* [Problem details]
Every line of the data that contains the string "ADDRESS" must be copied.

* [Data supplied]

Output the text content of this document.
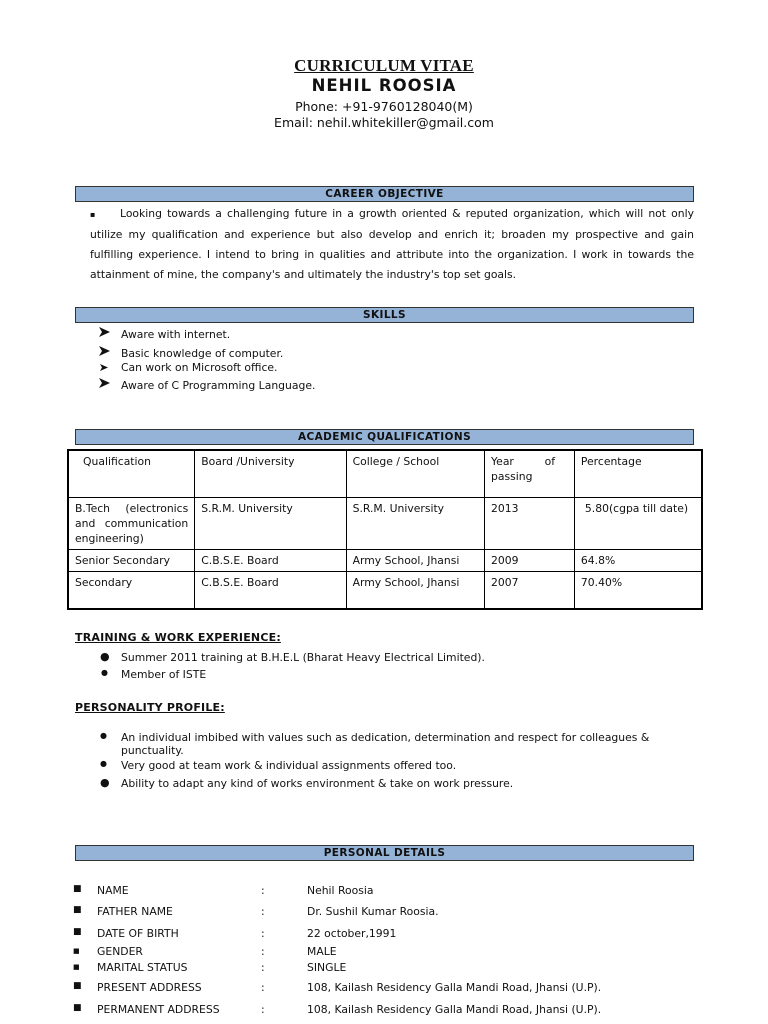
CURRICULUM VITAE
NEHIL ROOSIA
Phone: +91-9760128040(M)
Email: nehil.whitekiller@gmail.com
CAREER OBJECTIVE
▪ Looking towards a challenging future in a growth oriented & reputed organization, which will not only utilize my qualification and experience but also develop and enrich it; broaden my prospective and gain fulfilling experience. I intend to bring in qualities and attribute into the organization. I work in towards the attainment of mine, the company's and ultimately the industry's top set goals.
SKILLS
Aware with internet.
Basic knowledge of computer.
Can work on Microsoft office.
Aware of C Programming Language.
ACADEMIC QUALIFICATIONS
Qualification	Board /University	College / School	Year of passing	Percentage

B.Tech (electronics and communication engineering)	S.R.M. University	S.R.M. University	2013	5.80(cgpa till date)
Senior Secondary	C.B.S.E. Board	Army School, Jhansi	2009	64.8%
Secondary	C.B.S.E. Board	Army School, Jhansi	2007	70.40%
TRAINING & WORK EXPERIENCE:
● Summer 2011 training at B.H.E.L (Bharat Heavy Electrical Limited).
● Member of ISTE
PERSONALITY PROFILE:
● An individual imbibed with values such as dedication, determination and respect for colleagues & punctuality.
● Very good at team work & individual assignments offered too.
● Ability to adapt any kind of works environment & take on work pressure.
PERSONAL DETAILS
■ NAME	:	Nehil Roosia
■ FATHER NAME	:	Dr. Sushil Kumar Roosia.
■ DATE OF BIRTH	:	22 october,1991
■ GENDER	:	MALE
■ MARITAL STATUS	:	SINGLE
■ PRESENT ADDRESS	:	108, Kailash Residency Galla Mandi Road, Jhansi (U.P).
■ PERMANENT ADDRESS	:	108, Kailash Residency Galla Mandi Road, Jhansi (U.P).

==

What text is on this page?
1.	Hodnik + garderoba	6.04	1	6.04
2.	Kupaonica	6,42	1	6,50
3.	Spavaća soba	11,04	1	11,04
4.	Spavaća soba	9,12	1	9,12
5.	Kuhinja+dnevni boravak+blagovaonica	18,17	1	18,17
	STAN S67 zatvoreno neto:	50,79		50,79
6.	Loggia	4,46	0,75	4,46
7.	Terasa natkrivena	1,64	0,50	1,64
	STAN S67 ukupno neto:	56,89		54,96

* [Response]
■ PRESENT ADDRESS	:	108, Kailash Residency Galla Mandi Road, Jhansi (U.P).
■ PERMANENT ADDRESS	:	108, Kailash Residency Galla Mandi Road, Jhansi (U.P).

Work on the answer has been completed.